# Supplied data:
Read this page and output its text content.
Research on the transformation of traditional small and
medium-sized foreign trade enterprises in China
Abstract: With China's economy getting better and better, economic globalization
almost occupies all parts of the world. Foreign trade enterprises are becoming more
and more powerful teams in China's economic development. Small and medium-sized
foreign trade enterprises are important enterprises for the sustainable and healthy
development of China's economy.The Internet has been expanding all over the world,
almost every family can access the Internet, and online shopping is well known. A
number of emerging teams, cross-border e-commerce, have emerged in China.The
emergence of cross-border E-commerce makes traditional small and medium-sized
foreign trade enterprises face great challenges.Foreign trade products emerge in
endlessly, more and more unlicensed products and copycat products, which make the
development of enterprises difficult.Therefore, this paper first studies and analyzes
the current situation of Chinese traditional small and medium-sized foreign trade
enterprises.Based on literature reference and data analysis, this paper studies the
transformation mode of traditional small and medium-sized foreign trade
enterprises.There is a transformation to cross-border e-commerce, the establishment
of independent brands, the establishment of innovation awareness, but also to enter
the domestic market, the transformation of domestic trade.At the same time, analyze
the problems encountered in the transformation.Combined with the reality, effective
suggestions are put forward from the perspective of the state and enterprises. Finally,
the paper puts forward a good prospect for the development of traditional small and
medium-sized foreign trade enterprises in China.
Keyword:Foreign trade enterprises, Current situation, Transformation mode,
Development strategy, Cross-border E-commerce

# Objective:
Type out the full listing again, exactly as given.

# Written response:
Read this page and output its text content.
Research on the transformation of traditional small and
medium-sized foreign trade enterprises in China
Abstract: With China's economy getting better and better, economic globalization
almost occupies all parts of the world. Foreign trade enterprises are becoming more
and more powerful teams in China's economic development. Small and medium-sized
foreign trade enterprises are important enterprises for the sustainable and healthy
development of China's economy.The Internet has been expanding all over the world,
almost every family can access the Internet, and online shopping is well known. A
number of emerging teams, cross-border e-commerce, have emerged in China.The
emergence of cross-border E-commerce makes traditional small and medium-sized
foreign trade enterprises face great challenges.Foreign trade products emerge in
endlessly, more and more unlicensed products and copycat products, which make the
development of enterprises difficult.Therefore, this paper first studies and analyzes
the current situation of Chinese traditional small and medium-sized foreign trade
enterprises.Based on literature reference and data analysis, this paper studies the
transformation mode of traditional small and medium-sized foreign trade
enterprises.There is a transformation to cross-border e-commerce, the establishment
of independent brands, the establishment of innovation awareness, but also to enter
the domestic market, the transformation of domestic trade.At the same time, analyze
the problems encountered in the transformation.Combined with the reality, effective
suggestions are put forward from the perspective of the state and enterprises. Finally,
the paper puts forward a good prospect for the development of traditional small and
medium-sized foreign trade enterprises in China.
Keyword:Foreign trade enterprises, Current situation, Transformation mode,
Development strategy, Cross-border E-commerce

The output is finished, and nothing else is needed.